• Extracted records:
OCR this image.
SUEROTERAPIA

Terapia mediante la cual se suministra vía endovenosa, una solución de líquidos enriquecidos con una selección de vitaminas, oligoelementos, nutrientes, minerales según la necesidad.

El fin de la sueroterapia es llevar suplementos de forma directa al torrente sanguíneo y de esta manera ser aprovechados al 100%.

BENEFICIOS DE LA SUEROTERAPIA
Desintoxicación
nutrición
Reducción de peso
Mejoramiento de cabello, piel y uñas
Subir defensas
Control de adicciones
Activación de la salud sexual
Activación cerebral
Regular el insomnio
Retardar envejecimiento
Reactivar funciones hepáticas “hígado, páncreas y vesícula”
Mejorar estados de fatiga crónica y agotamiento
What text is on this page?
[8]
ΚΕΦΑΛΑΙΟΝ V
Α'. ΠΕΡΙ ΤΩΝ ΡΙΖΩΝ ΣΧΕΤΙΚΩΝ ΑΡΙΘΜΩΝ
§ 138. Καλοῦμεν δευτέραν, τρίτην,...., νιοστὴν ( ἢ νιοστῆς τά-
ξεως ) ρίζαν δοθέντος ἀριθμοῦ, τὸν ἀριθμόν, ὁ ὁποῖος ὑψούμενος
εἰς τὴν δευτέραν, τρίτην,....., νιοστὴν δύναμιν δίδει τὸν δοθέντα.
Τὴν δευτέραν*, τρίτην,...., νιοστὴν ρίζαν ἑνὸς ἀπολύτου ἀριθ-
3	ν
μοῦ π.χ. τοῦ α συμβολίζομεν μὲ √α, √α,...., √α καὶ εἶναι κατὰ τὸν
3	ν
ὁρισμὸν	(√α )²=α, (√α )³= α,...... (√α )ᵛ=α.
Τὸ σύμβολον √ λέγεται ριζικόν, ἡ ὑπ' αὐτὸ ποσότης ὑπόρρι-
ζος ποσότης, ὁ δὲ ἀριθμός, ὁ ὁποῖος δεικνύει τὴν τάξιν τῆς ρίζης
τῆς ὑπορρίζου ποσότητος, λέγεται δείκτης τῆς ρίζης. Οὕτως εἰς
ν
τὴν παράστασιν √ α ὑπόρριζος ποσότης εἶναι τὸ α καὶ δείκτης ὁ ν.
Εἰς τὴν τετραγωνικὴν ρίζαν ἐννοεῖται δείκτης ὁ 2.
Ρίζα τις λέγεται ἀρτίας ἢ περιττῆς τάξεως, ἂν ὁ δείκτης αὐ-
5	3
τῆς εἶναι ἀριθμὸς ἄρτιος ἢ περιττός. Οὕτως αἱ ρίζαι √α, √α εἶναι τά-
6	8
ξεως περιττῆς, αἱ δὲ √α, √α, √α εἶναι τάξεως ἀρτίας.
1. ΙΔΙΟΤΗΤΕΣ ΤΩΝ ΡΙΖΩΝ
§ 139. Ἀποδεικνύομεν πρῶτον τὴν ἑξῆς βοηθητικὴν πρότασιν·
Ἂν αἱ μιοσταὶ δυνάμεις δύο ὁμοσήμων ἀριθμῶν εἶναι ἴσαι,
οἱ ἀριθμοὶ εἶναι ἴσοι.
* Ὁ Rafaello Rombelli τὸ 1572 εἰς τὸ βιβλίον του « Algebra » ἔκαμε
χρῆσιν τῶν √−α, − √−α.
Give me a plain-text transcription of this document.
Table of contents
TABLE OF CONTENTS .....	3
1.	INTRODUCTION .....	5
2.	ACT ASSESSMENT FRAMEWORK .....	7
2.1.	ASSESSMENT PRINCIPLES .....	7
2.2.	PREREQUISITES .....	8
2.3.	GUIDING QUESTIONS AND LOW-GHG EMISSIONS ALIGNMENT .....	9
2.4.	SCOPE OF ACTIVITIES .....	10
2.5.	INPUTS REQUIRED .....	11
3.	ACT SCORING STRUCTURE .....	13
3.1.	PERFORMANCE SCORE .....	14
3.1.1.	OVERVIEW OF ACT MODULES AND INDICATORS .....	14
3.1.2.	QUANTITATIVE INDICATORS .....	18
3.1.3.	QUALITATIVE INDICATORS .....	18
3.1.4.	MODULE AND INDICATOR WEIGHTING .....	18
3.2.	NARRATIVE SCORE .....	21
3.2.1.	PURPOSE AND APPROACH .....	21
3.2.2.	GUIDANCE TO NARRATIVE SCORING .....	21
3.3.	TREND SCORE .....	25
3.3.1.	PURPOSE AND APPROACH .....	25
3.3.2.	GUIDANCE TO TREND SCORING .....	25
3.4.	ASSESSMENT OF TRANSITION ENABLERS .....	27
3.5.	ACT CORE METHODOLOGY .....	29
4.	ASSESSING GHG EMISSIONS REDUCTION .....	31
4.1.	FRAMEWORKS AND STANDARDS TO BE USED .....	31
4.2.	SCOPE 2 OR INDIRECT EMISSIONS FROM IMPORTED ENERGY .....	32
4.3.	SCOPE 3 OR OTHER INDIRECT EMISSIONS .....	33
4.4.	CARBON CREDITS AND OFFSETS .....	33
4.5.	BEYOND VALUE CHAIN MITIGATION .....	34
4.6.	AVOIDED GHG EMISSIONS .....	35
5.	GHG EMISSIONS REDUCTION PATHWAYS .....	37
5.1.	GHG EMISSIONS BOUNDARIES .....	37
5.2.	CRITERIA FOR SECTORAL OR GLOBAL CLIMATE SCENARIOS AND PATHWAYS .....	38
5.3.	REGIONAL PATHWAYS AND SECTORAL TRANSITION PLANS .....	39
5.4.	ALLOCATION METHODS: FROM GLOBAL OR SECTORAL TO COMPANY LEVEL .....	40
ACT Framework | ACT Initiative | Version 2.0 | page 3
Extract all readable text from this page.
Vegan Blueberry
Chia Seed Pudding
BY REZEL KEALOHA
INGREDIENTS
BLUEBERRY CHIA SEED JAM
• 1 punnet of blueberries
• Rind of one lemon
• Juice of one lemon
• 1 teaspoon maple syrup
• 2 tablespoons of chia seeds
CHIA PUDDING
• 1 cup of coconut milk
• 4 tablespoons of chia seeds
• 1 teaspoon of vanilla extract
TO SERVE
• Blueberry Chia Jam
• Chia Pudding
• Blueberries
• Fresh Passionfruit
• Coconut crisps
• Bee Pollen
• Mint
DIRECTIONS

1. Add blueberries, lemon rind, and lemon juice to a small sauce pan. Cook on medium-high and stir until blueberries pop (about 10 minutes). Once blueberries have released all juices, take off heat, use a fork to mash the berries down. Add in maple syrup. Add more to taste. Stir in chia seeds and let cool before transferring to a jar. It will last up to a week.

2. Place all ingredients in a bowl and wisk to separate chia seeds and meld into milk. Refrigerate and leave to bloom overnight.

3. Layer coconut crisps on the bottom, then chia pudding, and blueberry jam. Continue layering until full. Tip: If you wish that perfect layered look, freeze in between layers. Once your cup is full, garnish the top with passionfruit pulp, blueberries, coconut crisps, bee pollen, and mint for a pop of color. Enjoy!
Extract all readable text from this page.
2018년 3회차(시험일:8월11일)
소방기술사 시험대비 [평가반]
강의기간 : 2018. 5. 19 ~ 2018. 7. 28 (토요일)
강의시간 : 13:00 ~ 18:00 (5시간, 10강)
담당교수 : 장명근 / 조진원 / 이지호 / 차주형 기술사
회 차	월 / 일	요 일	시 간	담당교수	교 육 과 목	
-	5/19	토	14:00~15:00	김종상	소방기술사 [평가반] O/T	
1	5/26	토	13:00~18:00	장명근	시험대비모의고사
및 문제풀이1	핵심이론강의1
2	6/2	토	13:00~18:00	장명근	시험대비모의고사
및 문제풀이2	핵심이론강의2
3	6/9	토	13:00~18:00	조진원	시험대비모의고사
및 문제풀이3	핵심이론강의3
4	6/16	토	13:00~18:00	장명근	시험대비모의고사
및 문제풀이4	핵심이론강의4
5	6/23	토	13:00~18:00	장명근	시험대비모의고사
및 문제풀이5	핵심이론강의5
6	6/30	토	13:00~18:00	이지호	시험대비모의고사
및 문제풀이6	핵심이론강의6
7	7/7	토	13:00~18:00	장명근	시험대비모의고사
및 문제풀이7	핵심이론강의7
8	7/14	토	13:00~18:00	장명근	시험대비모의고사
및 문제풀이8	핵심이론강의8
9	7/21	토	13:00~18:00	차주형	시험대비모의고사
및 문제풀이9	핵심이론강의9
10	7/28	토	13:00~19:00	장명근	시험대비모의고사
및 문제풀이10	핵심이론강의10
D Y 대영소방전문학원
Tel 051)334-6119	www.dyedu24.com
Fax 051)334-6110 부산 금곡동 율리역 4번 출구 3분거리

• PROBLEM DETAILS: Report each line in the preceding entries that holds the string "text".

• EXPECTED ANSWER:
What text is on this page?
Give me a plain-text transcription of this document.
Extract all readable text from this page.
Extract all readable text from this page.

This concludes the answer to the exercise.